§ Directions for this task: Every line with the word "Espectral" in it should be extracted from the data that follows.

§ Material supplied:
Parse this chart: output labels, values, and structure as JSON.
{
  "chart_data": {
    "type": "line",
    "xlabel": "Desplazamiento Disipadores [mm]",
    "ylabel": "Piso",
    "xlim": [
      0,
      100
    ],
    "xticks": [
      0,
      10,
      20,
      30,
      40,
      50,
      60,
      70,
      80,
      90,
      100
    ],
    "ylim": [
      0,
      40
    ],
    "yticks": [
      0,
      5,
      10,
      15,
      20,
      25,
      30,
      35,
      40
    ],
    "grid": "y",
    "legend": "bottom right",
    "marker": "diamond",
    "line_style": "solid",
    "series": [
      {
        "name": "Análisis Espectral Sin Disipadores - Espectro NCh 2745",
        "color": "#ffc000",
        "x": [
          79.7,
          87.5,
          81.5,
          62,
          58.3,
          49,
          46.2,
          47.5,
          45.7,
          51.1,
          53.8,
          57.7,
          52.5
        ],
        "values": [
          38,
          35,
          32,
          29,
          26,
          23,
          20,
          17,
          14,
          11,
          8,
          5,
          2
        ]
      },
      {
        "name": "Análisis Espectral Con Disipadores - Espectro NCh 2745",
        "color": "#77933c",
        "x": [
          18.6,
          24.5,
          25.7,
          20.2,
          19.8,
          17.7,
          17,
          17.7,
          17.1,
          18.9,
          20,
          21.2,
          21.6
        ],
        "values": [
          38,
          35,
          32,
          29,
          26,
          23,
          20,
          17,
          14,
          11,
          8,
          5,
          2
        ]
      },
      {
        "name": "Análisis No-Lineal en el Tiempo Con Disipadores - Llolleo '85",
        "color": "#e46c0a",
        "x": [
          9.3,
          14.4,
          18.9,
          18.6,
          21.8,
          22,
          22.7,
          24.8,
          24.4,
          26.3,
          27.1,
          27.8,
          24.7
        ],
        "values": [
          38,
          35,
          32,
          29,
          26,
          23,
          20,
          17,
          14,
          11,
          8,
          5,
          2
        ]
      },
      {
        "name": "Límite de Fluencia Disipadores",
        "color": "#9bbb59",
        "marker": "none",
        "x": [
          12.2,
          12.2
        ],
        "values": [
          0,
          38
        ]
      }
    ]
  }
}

§ Reply to the task:
        "name": "Análisis Espectral Sin Disipadores - Espectro NCh 2745",
        "name": "Análisis Espectral Con Disipadores - Espectro NCh 2745",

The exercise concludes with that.